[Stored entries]
++++++++
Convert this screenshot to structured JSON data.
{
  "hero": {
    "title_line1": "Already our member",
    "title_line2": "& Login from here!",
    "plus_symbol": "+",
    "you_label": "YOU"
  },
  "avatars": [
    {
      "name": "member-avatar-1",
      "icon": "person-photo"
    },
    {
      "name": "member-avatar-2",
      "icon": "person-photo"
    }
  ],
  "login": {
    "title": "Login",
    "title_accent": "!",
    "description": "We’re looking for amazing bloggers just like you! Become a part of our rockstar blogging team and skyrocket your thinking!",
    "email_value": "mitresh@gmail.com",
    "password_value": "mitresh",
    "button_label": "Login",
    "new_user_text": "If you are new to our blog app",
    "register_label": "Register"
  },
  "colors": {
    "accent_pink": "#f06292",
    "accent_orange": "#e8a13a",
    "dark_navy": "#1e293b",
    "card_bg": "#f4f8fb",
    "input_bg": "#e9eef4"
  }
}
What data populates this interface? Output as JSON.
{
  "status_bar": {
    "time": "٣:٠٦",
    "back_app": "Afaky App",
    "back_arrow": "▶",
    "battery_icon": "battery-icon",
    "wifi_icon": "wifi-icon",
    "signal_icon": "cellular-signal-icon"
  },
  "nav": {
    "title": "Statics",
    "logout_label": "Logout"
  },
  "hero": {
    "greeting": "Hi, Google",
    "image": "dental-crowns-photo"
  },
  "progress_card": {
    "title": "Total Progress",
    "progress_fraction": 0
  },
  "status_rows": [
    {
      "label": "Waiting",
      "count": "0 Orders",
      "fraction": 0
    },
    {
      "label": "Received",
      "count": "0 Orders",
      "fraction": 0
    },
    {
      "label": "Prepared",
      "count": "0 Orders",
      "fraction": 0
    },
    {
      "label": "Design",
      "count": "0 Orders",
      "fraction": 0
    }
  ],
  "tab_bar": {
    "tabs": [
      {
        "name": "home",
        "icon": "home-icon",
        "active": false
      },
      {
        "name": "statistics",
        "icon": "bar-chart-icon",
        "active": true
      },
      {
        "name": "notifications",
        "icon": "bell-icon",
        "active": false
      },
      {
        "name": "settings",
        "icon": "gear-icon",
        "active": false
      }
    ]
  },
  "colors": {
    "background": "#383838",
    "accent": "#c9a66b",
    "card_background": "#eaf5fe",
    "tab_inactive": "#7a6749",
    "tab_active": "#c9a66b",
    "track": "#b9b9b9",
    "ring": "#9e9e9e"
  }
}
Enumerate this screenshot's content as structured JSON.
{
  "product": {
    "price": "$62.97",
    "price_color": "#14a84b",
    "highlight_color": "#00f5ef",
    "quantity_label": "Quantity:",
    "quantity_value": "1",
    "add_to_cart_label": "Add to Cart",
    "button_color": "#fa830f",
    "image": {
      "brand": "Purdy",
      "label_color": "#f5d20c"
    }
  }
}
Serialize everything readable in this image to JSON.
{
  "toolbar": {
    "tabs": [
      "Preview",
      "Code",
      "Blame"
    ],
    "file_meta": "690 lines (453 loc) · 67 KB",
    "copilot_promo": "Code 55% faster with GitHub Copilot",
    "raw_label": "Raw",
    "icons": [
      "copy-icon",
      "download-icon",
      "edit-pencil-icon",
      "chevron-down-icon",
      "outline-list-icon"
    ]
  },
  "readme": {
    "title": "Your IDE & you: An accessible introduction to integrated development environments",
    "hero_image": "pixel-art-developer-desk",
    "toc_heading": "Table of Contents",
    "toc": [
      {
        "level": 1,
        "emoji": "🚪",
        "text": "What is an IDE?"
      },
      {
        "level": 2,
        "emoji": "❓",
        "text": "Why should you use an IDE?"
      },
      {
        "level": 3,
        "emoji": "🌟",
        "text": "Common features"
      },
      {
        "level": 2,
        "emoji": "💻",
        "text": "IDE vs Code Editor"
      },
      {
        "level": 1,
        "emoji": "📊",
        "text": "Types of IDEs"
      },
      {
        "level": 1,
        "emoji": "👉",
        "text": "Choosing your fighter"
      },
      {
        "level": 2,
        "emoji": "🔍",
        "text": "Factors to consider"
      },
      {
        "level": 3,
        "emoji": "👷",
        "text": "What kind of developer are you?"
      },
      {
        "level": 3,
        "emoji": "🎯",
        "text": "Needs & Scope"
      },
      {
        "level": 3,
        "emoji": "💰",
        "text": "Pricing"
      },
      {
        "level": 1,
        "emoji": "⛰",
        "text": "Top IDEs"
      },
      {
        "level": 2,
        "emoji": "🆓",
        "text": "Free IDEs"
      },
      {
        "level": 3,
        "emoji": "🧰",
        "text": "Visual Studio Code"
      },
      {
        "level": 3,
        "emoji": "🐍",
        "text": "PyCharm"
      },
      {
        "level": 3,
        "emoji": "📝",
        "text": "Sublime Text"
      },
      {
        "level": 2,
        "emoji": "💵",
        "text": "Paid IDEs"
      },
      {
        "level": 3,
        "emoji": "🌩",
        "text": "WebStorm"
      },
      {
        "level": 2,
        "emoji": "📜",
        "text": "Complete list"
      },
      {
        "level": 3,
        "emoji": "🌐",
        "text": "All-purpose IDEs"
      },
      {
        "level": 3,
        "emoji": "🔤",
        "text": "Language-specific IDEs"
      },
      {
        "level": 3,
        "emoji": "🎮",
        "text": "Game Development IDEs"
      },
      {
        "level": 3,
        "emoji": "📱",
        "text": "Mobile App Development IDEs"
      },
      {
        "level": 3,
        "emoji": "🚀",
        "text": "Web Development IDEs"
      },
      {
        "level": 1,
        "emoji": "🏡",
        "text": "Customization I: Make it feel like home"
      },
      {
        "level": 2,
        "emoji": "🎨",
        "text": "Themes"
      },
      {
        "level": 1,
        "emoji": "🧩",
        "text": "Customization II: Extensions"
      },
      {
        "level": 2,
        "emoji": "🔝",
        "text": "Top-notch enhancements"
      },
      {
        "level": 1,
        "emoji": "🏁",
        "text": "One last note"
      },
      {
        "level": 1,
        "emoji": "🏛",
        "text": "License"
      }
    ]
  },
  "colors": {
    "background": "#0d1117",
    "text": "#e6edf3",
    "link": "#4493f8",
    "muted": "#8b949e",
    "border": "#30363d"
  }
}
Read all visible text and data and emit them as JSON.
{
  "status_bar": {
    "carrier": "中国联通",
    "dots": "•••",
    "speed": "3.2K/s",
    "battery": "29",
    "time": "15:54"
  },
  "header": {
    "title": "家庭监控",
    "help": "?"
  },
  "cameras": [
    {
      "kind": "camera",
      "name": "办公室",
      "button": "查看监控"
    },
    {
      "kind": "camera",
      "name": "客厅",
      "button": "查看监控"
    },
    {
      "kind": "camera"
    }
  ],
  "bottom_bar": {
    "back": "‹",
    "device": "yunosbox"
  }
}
++++++++
--- Task description ---
Exactly as written, please output every entry.

--- The solution ---
Convert this screenshot to structured JSON data.
{
  "hero": {
    "title_line1": "Already our member",
    "title_line2": "& Login from here!",
    "plus_symbol": "+",
    "you_label": "YOU"
  },
  "avatars": [
    {
      "name": "member-avatar-1",
      "icon": "person-photo"
    },
    {
      "name": "member-avatar-2",
      "icon": "person-photo"
    }
  ],
  "login": {
    "title": "Login",
    "title_accent": "!",
    "description": "We’re looking for amazing bloggers just like you! Become a part of our rockstar blogging team and skyrocket your thinking!",
    "email_value": "mitresh@gmail.com",
    "password_value": "mitresh",
    "button_label": "Login",
    "new_user_text": "If you are new to our blog app",
    "register_label": "Register"
  },
  "colors": {
    "accent_pink": "#f06292",
    "accent_orange": "#e8a13a",
    "dark_navy": "#1e293b",
    "card_bg": "#f4f8fb",
    "input_bg": "#e9eef4"
  }
}
What data populates this interface? Output as JSON.
{
  "status_bar": {
    "time": "٣:٠٦",
    "back_app": "Afaky App",
    "back_arrow": "▶",
    "battery_icon": "battery-icon",
    "wifi_icon": "wifi-icon",
    "signal_icon": "cellular-signal-icon"
  },
  "nav": {
    "title": "Statics",
    "logout_label": "Logout"
  },
  "hero": {
    "greeting": "Hi, Google",
    "image": "dental-crowns-photo"
  },
  "progress_card": {
    "title": "Total Progress",
    "progress_fraction": 0
  },
  "status_rows": [
    {
      "label": "Waiting",
      "count": "0 Orders",
      "fraction": 0
    },
    {
      "label": "Received",
      "count": "0 Orders",
      "fraction": 0
    },
    {
      "label": "Prepared",
      "count": "0 Orders",
      "fraction": 0
    },
    {
      "label": "Design",
      "count": "0 Orders",
      "fraction": 0
    }
  ],
  "tab_bar": {
    "tabs": [
      {
        "name": "home",
        "icon": "home-icon",
        "active": false
      },
      {
        "name": "statistics",
        "icon": "bar-chart-icon",
        "active": true
      },
      {
        "name": "notifications",
        "icon": "bell-icon",
        "active": false
      },
      {
        "name": "settings",
        "icon": "gear-icon",
        "active": false
      }
    ]
  },
  "colors": {
    "background": "#383838",
    "accent": "#c9a66b",
    "card_background": "#eaf5fe",
    "tab_inactive": "#7a6749",
    "tab_active": "#c9a66b",
    "track": "#b9b9b9",
    "ring": "#9e9e9e"
  }
}
Enumerate this screenshot's content as structured JSON.
{
  "product": {
    "price": "$62.97",
    "price_color": "#14a84b",
    "highlight_color": "#00f5ef",
    "quantity_label": "Quantity:",
    "quantity_value": "1",
    "add_to_cart_label": "Add to Cart",
    "button_color": "#fa830f",
    "image": {
      "brand": "Purdy",
      "label_color": "#f5d20c"
    }
  }
}
Serialize everything readable in this image to JSON.
{
  "toolbar": {
    "tabs": [
      "Preview",
      "Code",
      "Blame"
    ],
    "file_meta": "690 lines (453 loc) · 67 KB",
    "copilot_promo": "Code 55% faster with GitHub Copilot",
    "raw_label": "Raw",
    "icons": [
      "copy-icon",
      "download-icon",
      "edit-pencil-icon",
      "chevron-down-icon",
      "outline-list-icon"
    ]
  },
  "readme": {
    "title": "Your IDE & you: An accessible introduction to integrated development environments",
    "hero_image": "pixel-art-developer-desk",
    "toc_heading": "Table of Contents",
    "toc": [
      {
        "level": 1,
        "emoji": "🚪",
        "text": "What is an IDE?"
      },
      {
        "level": 2,
        "emoji": "❓",
        "text": "Why should you use an IDE?"
      },
      {
        "level": 3,
        "emoji": "🌟",
        "text": "Common features"
      },
      {
        "level": 2,
        "emoji": "💻",
        "text": "IDE vs Code Editor"
      },
      {
        "level": 1,
        "emoji": "📊",
        "text": "Types of IDEs"
      },
      {
        "level": 1,
        "emoji": "👉",
        "text": "Choosing your fighter"
      },
      {
        "level": 2,
        "emoji": "🔍",
        "text": "Factors to consider"
      },
      {
        "level": 3,
        "emoji": "👷",
        "text": "What kind of developer are you?"
      },
      {
        "level": 3,
        "emoji": "🎯",
        "text": "Needs & Scope"
      },
      {
        "level": 3,
        "emoji": "💰",
        "text": "Pricing"
      },
      {
        "level": 1,
        "emoji": "⛰",
        "text": "Top IDEs"
      },
      {
        "level": 2,
        "emoji": "🆓",
        "text": "Free IDEs"
      },
      {
        "level": 3,
        "emoji": "🧰",
        "text": "Visual Studio Code"
      },
      {
        "level": 3,
        "emoji": "🐍",
        "text": "PyCharm"
      },
      {
        "level": 3,
        "emoji": "📝",
        "text": "Sublime Text"
      },
      {
        "level": 2,
        "emoji": "💵",
        "text": "Paid IDEs"
      },
      {
        "level": 3,
        "emoji": "🌩",
        "text": "WebStorm"
      },
      {
        "level": 2,
        "emoji": "📜",
        "text": "Complete list"
      },
      {
        "level": 3,
        "emoji": "🌐",
        "text": "All-purpose IDEs"
      },
      {
        "level": 3,
        "emoji": "🔤",
        "text": "Language-specific IDEs"
      },
      {
        "level": 3,
        "emoji": "🎮",
        "text": "Game Development IDEs"
      },
      {
        "level": 3,
        "emoji": "📱",
        "text": "Mobile App Development IDEs"
      },
      {
        "level": 3,
        "emoji": "🚀",
        "text": "Web Development IDEs"
      },
      {
        "level": 1,
        "emoji": "🏡",
        "text": "Customization I: Make it feel like home"
      },
      {
        "level": 2,
        "emoji": "🎨",
        "text": "Themes"
      },
      {
        "level": 1,
        "emoji": "🧩",
        "text": "Customization II: Extensions"
      },
      {
        "level": 2,
        "emoji": "🔝",
        "text": "Top-notch enhancements"
      },
      {
        "level": 1,
        "emoji": "🏁",
        "text": "One last note"
      },
      {
        "level": 1,
        "emoji": "🏛",
        "text": "License"
      }
    ]
  },
  "colors": {
    "background": "#0d1117",
    "text": "#e6edf3",
    "link": "#4493f8",
    "muted": "#8b949e",
    "border": "#30363d"
  }
}
Read all visible text and data and emit them as JSON.
{
  "status_bar": {
    "carrier": "中国联通",
    "dots": "•••",
    "speed": "3.2K/s",
    "battery": "29",
    "time": "15:54"
  },
  "header": {
    "title": "家庭监控",
    "help": "?"
  },
  "cameras": [
    {
      "kind": "camera",
      "name": "办公室",
      "button": "查看监控"
    },
    {
      "kind": "camera",
      "name": "客厅",
      "button": "查看监控"
    },
    {
      "kind": "camera"
    }
  ],
  "bottom_bar": {
    "back": "‹",
    "device": "yunosbox"
  }
}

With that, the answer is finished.